** Begin Information provided **
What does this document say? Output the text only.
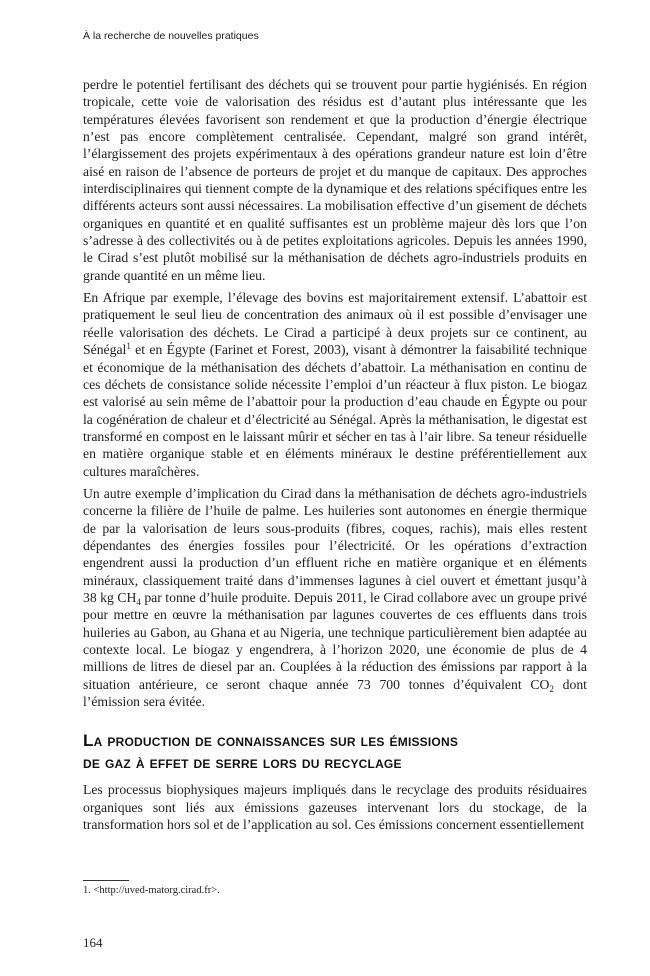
À la recherche de nouvelles pratiques

perdre le potentiel fertilisant des déchets qui se trouvent pour partie hygiénisés. En région tropicale, cette voie de valorisation des résidus est d’autant plus intéressante que les températures élevées favorisent son rendement et que la production d’énergie électrique n’est pas encore complètement centralisée. Cependant, malgré son grand intérêt, l’élargissement des projets expérimentaux à des opérations grandeur nature est loin d’être aisé en raison de l’absence de porteurs de projet et du manque de capitaux. Des approches interdisciplinaires qui tiennent compte de la dynamique et des relations spécifiques entre les différents acteurs sont aussi nécessaires. La mobilisation effective d’un gisement de déchets organiques en quantité et en qualité suffisantes est un problème majeur dès lors que l’on s’adresse à des collectivités ou à de petites exploitations agricoles. Depuis les années 1990, le Cirad s’est plutôt mobilisé sur la méthanisation de déchets agro-industriels produits en grande quantité en un même lieu.

En Afrique par exemple, l’élevage des bovins est majoritairement extensif. L’abattoir est pratiquement le seul lieu de concentration des animaux où il est possible d’envisager une réelle valorisation des déchets. Le Cirad a participé à deux projets sur ce continent, au Sénégal$^1$ et en Égypte (Farinet et Forest, 2003), visant à démontrer la faisabilité technique et économique de la méthanisation des déchets d’abattoir. La méthanisation en continu de ces déchets de consistance solide nécessite l’emploi d’un réacteur à flux piston. Le biogaz est valorisé au sein même de l’abattoir pour la production d’eau chaude en Égypte ou pour la cogénération de chaleur et d’électricité au Sénégal. Après la méthanisation, le digestat est transformé en compost en le laissant mûrir et sécher en tas à l’air libre. Sa teneur résiduelle en matière organique stable et en éléments minéraux le destine préférentiellement aux cultures maraîchères.

Un autre exemple d’implication du Cirad dans la méthanisation de déchets agro-industriels concerne la filière de l’huile de palme. Les huileries sont autonomes en énergie thermique de par la valorisation de leurs sous-produits (fibres, coques, rachis), mais elles restent dépendantes des énergies fossiles pour l’électricité. Or les opérations d’extraction engendrent aussi la production d’un effluent riche en matière organique et en éléments minéraux, classiquement traité dans d’immenses lagunes à ciel ouvert et émettant jusqu’à 38 kg $CH_4$ par tonne d’huile produite. Depuis 2011, le Cirad collabore avec un groupe privé pour mettre en œuvre la méthanisation par lagunes couvertes de ces effluents dans trois huileries au Gabon, au Ghana et au Nigeria, une technique particulièrement bien adaptée au contexte local. Le biogaz y engendrera, à l’horizon 2020, une économie de plus de 4 millions de litres de diesel par an. Couplées à la réduction des émissions par rapport à la situation antérieure, ce seront chaque année 73 700 tonnes d’équivalent $CO_2$ dont l’émission sera évitée.

La production de connaissances sur les émissions
de gaz à effet de serre lors du recyclage

Les processus biophysiques majeurs impliqués dans le recyclage des produits résiduaires organiques sont liés aux émissions gazeuses intervenant lors du stockage, de la transformation hors sol et de l’application au sol. Ces émissions concernent essentiellement

1. <http://uved-matorg.cirad.fr>.
164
** End Information provided **
Restate the data above exactly, stripping out each image.

What does this document say? Output the text only.
À la recherche de nouvelles pratiques

perdre le potentiel fertilisant des déchets qui se trouvent pour partie hygiénisés. En région tropicale, cette voie de valorisation des résidus est d’autant plus intéressante que les températures élevées favorisent son rendement et que la production d’énergie électrique n’est pas encore complètement centralisée. Cependant, malgré son grand intérêt, l’élargissement des projets expérimentaux à des opérations grandeur nature est loin d’être aisé en raison de l’absence de porteurs de projet et du manque de capitaux. Des approches interdisciplinaires qui tiennent compte de la dynamique et des relations spécifiques entre les différents acteurs sont aussi nécessaires. La mobilisation effective d’un gisement de déchets organiques en quantité et en qualité suffisantes est un problème majeur dès lors que l’on s’adresse à des collectivités ou à de petites exploitations agricoles. Depuis les années 1990, le Cirad s’est plutôt mobilisé sur la méthanisation de déchets agro-industriels produits en grande quantité en un même lieu.

En Afrique par exemple, l’élevage des bovins est majoritairement extensif. L’abattoir est pratiquement le seul lieu de concentration des animaux où il est possible d’envisager une réelle valorisation des déchets. Le Cirad a participé à deux projets sur ce continent, au Sénégal$^1$ et en Égypte (Farinet et Forest, 2003), visant à démontrer la faisabilité technique et économique de la méthanisation des déchets d’abattoir. La méthanisation en continu de ces déchets de consistance solide nécessite l’emploi d’un réacteur à flux piston. Le biogaz est valorisé au sein même de l’abattoir pour la production d’eau chaude en Égypte ou pour la cogénération de chaleur et d’électricité au Sénégal. Après la méthanisation, le digestat est transformé en compost en le laissant mûrir et sécher en tas à l’air libre. Sa teneur résiduelle en matière organique stable et en éléments minéraux le destine préférentiellement aux cultures maraîchères.

Un autre exemple d’implication du Cirad dans la méthanisation de déchets agro-industriels concerne la filière de l’huile de palme. Les huileries sont autonomes en énergie thermique de par la valorisation de leurs sous-produits (fibres, coques, rachis), mais elles restent dépendantes des énergies fossiles pour l’électricité. Or les opérations d’extraction engendrent aussi la production d’un effluent riche en matière organique et en éléments minéraux, classiquement traité dans d’immenses lagunes à ciel ouvert et émettant jusqu’à 38 kg $CH_4$ par tonne d’huile produite. Depuis 2011, le Cirad collabore avec un groupe privé pour mettre en œuvre la méthanisation par lagunes couvertes de ces effluents dans trois huileries au Gabon, au Ghana et au Nigeria, une technique particulièrement bien adaptée au contexte local. Le biogaz y engendrera, à l’horizon 2020, une économie de plus de 4 millions de litres de diesel par an. Couplées à la réduction des émissions par rapport à la situation antérieure, ce seront chaque année 73 700 tonnes d’équivalent $CO_2$ dont l’émission sera évitée.

La production de connaissances sur les émissions
de gaz à effet de serre lors du recyclage

Les processus biophysiques majeurs impliqués dans le recyclage des produits résiduaires organiques sont liés aux émissions gazeuses intervenant lors du stockage, de la transformation hors sol et de l’application au sol. Ces émissions concernent essentiellement

1. <http://uved-matorg.cirad.fr>.
164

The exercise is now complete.